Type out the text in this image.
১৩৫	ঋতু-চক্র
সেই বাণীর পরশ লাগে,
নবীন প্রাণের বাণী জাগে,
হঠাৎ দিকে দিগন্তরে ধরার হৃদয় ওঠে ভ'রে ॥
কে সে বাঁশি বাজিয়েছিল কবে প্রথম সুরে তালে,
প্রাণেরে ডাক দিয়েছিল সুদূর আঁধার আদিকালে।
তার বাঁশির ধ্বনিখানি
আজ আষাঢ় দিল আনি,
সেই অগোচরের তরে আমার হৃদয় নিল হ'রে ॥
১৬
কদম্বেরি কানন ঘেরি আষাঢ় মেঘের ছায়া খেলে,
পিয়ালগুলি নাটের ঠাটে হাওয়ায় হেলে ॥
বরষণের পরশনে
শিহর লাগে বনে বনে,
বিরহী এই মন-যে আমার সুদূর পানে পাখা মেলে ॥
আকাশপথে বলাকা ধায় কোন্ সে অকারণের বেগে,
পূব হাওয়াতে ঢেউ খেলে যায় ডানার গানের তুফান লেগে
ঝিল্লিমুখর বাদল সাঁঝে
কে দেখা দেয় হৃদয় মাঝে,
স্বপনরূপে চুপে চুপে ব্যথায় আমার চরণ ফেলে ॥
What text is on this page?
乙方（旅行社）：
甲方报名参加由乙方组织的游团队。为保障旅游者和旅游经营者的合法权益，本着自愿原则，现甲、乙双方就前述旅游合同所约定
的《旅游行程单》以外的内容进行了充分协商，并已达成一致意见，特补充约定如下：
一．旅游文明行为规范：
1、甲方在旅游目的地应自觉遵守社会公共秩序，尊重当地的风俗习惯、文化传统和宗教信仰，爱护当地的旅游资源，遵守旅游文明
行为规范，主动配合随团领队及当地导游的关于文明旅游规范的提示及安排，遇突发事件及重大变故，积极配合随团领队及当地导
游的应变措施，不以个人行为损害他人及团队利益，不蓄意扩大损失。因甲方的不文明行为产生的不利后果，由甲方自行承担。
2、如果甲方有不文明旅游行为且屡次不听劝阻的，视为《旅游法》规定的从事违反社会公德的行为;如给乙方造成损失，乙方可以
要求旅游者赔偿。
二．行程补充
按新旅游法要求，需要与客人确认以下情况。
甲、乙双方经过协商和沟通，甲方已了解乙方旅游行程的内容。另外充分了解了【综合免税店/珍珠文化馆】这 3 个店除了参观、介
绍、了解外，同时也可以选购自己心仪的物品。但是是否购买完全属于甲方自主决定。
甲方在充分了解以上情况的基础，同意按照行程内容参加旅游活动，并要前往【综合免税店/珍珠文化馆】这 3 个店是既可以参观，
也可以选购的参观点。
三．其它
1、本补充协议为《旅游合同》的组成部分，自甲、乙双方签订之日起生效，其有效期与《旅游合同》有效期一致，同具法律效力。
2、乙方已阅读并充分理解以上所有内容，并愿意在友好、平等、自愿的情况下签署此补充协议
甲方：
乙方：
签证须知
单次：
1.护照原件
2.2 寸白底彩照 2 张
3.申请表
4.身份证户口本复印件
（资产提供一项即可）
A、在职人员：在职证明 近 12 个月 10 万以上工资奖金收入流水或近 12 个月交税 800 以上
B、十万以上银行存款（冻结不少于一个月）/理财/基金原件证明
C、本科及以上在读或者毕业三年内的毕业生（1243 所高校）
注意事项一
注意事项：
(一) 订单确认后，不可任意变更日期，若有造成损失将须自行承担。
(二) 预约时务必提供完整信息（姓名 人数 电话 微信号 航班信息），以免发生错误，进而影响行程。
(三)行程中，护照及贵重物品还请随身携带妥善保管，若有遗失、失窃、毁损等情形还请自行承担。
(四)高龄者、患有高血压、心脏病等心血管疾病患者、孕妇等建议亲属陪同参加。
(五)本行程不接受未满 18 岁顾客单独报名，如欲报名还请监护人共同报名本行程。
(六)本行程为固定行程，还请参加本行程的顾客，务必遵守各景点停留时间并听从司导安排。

Task brief:
Copy all lines above containing the string "this".

Response:
Type out the text in this image.
What text is on this page?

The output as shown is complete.